• _SHORT EXERCISE_: Copy all records verbatim.
++++
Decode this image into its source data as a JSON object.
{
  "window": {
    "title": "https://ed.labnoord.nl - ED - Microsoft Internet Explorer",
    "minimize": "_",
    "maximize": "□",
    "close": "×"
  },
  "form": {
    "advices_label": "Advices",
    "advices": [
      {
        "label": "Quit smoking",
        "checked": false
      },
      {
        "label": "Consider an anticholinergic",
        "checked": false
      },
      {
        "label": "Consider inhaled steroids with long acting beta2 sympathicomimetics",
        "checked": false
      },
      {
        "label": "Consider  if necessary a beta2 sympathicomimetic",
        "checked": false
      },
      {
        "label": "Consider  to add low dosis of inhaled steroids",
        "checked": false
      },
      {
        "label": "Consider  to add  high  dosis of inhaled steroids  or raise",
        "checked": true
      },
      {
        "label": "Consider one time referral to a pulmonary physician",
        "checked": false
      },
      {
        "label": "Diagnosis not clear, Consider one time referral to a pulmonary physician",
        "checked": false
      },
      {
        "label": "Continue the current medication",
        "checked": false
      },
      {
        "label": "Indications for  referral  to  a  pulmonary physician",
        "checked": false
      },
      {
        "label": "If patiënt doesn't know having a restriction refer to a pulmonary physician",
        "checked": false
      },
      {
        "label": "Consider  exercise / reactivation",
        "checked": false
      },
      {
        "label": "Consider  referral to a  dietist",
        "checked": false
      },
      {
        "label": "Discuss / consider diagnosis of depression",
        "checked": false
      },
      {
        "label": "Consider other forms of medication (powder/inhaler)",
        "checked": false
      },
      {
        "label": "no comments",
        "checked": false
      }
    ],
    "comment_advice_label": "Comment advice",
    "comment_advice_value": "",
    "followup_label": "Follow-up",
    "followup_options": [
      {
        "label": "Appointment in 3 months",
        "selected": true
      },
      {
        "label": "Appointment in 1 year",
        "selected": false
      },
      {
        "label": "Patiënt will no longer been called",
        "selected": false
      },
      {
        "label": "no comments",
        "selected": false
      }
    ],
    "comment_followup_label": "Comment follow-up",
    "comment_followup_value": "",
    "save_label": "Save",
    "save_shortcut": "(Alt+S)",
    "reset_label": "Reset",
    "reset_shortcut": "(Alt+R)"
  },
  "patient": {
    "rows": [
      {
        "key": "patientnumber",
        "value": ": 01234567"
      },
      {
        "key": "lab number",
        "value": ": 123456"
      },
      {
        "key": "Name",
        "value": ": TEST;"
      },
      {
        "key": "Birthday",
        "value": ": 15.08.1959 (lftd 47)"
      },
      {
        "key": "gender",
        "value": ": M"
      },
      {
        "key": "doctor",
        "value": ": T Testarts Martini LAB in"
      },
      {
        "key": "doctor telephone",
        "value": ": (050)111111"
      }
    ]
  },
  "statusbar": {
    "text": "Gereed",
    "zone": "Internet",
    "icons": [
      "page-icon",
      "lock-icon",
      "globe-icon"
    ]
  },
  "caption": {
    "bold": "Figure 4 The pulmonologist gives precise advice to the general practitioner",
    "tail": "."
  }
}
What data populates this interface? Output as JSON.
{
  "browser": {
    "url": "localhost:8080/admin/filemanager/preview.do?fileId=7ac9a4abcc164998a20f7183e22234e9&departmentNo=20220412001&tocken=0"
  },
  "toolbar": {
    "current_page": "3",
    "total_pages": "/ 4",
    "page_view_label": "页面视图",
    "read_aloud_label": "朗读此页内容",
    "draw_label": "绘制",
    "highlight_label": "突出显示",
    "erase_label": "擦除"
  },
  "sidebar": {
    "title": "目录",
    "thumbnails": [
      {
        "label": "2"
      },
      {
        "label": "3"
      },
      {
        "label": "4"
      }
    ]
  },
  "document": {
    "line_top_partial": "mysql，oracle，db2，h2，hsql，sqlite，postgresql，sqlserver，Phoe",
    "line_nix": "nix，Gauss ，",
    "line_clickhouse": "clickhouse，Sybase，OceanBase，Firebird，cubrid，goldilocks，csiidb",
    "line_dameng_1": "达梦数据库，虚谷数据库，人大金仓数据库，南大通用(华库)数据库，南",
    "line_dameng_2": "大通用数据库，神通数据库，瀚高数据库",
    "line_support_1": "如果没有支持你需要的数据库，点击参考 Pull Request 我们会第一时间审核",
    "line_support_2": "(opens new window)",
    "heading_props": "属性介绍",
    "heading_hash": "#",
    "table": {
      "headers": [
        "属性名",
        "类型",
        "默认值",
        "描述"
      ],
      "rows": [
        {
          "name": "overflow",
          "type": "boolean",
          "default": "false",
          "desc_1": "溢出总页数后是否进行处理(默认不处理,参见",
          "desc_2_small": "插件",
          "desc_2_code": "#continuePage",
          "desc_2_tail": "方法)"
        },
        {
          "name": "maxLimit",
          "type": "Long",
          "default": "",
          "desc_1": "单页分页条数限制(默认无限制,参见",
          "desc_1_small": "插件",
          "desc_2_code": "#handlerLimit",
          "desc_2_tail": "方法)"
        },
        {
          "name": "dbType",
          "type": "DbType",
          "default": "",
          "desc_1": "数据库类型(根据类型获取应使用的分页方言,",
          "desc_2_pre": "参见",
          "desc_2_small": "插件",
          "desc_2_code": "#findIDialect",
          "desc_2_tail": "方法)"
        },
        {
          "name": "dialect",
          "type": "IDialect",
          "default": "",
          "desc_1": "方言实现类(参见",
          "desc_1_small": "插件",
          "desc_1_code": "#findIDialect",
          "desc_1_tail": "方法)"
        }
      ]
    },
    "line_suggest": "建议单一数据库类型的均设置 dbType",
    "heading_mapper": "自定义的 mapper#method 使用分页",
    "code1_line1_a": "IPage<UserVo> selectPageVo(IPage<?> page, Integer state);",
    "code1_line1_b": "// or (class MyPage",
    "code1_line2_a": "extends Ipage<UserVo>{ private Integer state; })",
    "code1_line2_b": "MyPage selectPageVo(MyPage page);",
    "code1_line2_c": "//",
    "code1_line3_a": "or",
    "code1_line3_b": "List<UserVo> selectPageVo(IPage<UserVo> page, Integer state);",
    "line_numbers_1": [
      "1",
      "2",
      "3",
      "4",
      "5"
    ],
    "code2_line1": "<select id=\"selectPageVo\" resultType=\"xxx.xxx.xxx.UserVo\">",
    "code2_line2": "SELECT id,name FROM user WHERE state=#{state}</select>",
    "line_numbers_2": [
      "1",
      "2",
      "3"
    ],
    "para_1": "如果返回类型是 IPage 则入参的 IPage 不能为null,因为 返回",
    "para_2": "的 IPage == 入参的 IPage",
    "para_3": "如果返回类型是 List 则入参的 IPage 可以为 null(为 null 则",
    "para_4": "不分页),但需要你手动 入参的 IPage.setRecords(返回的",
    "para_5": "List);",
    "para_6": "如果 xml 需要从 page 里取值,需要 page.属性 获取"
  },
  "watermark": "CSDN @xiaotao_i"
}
++++
• _CORRECT RESULT_:
Decode this image into its source data as a JSON object.
{
  "window": {
    "title": "https://ed.labnoord.nl - ED - Microsoft Internet Explorer",
    "minimize": "_",
    "maximize": "□",
    "close": "×"
  },
  "form": {
    "advices_label": "Advices",
    "advices": [
      {
        "label": "Quit smoking",
        "checked": false
      },
      {
        "label": "Consider an anticholinergic",
        "checked": false
      },
      {
        "label": "Consider inhaled steroids with long acting beta2 sympathicomimetics",
        "checked": false
      },
      {
        "label": "Consider  if necessary a beta2 sympathicomimetic",
        "checked": false
      },
      {
        "label": "Consider  to add low dosis of inhaled steroids",
        "checked": false
      },
      {
        "label": "Consider  to add  high  dosis of inhaled steroids  or raise",
        "checked": true
      },
      {
        "label": "Consider one time referral to a pulmonary physician",
        "checked": false
      },
      {
        "label": "Diagnosis not clear, Consider one time referral to a pulmonary physician",
        "checked": false
      },
      {
        "label": "Continue the current medication",
        "checked": false
      },
      {
        "label": "Indications for  referral  to  a  pulmonary physician",
        "checked": false
      },
      {
        "label": "If patiënt doesn't know having a restriction refer to a pulmonary physician",
        "checked": false
      },
      {
        "label": "Consider  exercise / reactivation",
        "checked": false
      },
      {
        "label": "Consider  referral to a  dietist",
        "checked": false
      },
      {
        "label": "Discuss / consider diagnosis of depression",
        "checked": false
      },
      {
        "label": "Consider other forms of medication (powder/inhaler)",
        "checked": false
      },
      {
        "label": "no comments",
        "checked": false
      }
    ],
    "comment_advice_label": "Comment advice",
    "comment_advice_value": "",
    "followup_label": "Follow-up",
    "followup_options": [
      {
        "label": "Appointment in 3 months",
        "selected": true
      },
      {
        "label": "Appointment in 1 year",
        "selected": false
      },
      {
        "label": "Patiënt will no longer been called",
        "selected": false
      },
      {
        "label": "no comments",
        "selected": false
      }
    ],
    "comment_followup_label": "Comment follow-up",
    "comment_followup_value": "",
    "save_label": "Save",
    "save_shortcut": "(Alt+S)",
    "reset_label": "Reset",
    "reset_shortcut": "(Alt+R)"
  },
  "patient": {
    "rows": [
      {
        "key": "patientnumber",
        "value": ": 01234567"
      },
      {
        "key": "lab number",
        "value": ": 123456"
      },
      {
        "key": "Name",
        "value": ": TEST;"
      },
      {
        "key": "Birthday",
        "value": ": 15.08.1959 (lftd 47)"
      },
      {
        "key": "gender",
        "value": ": M"
      },
      {
        "key": "doctor",
        "value": ": T Testarts Martini LAB in"
      },
      {
        "key": "doctor telephone",
        "value": ": (050)111111"
      }
    ]
  },
  "statusbar": {
    "text": "Gereed",
    "zone": "Internet",
    "icons": [
      "page-icon",
      "lock-icon",
      "globe-icon"
    ]
  },
  "caption": {
    "bold": "Figure 4 The pulmonologist gives precise advice to the general practitioner",
    "tail": "."
  }
}
What data populates this interface? Output as JSON.
{
  "browser": {
    "url": "localhost:8080/admin/filemanager/preview.do?fileId=7ac9a4abcc164998a20f7183e22234e9&departmentNo=20220412001&tocken=0"
  },
  "toolbar": {
    "current_page": "3",
    "total_pages": "/ 4",
    "page_view_label": "页面视图",
    "read_aloud_label": "朗读此页内容",
    "draw_label": "绘制",
    "highlight_label": "突出显示",
    "erase_label": "擦除"
  },
  "sidebar": {
    "title": "目录",
    "thumbnails": [
      {
        "label": "2"
      },
      {
        "label": "3"
      },
      {
        "label": "4"
      }
    ]
  },
  "document": {
    "line_top_partial": "mysql，oracle，db2，h2，hsql，sqlite，postgresql，sqlserver，Phoe",
    "line_nix": "nix，Gauss ，",
    "line_clickhouse": "clickhouse，Sybase，OceanBase，Firebird，cubrid，goldilocks，csiidb",
    "line_dameng_1": "达梦数据库，虚谷数据库，人大金仓数据库，南大通用(华库)数据库，南",
    "line_dameng_2": "大通用数据库，神通数据库，瀚高数据库",
    "line_support_1": "如果没有支持你需要的数据库，点击参考 Pull Request 我们会第一时间审核",
    "line_support_2": "(opens new window)",
    "heading_props": "属性介绍",
    "heading_hash": "#",
    "table": {
      "headers": [
        "属性名",
        "类型",
        "默认值",
        "描述"
      ],
      "rows": [
        {
          "name": "overflow",
          "type": "boolean",
          "default": "false",
          "desc_1": "溢出总页数后是否进行处理(默认不处理,参见",
          "desc_2_small": "插件",
          "desc_2_code": "#continuePage",
          "desc_2_tail": "方法)"
        },
        {
          "name": "maxLimit",
          "type": "Long",
          "default": "",
          "desc_1": "单页分页条数限制(默认无限制,参见",
          "desc_1_small": "插件",
          "desc_2_code": "#handlerLimit",
          "desc_2_tail": "方法)"
        },
        {
          "name": "dbType",
          "type": "DbType",
          "default": "",
          "desc_1": "数据库类型(根据类型获取应使用的分页方言,",
          "desc_2_pre": "参见",
          "desc_2_small": "插件",
          "desc_2_code": "#findIDialect",
          "desc_2_tail": "方法)"
        },
        {
          "name": "dialect",
          "type": "IDialect",
          "default": "",
          "desc_1": "方言实现类(参见",
          "desc_1_small": "插件",
          "desc_1_code": "#findIDialect",
          "desc_1_tail": "方法)"
        }
      ]
    },
    "line_suggest": "建议单一数据库类型的均设置 dbType",
    "heading_mapper": "自定义的 mapper#method 使用分页",
    "code1_line1_a": "IPage<UserVo> selectPageVo(IPage<?> page, Integer state);",
    "code1_line1_b": "// or (class MyPage",
    "code1_line2_a": "extends Ipage<UserVo>{ private Integer state; })",
    "code1_line2_b": "MyPage selectPageVo(MyPage page);",
    "code1_line2_c": "//",
    "code1_line3_a": "or",
    "code1_line3_b": "List<UserVo> selectPageVo(IPage<UserVo> page, Integer state);",
    "line_numbers_1": [
      "1",
      "2",
      "3",
      "4",
      "5"
    ],
    "code2_line1": "<select id=\"selectPageVo\" resultType=\"xxx.xxx.xxx.UserVo\">",
    "code2_line2": "SELECT id,name FROM user WHERE state=#{state}</select>",
    "line_numbers_2": [
      "1",
      "2",
      "3"
    ],
    "para_1": "如果返回类型是 IPage 则入参的 IPage 不能为null,因为 返回",
    "para_2": "的 IPage == 入参的 IPage",
    "para_3": "如果返回类型是 List 则入参的 IPage 可以为 null(为 null 则",
    "para_4": "不分页),但需要你手动 入参的 IPage.setRecords(返回的",
    "para_5": "List);",
    "para_6": "如果 xml 需要从 page 里取值,需要 page.属性 获取"
  },
  "watermark": "CSDN @xiaotao_i"
}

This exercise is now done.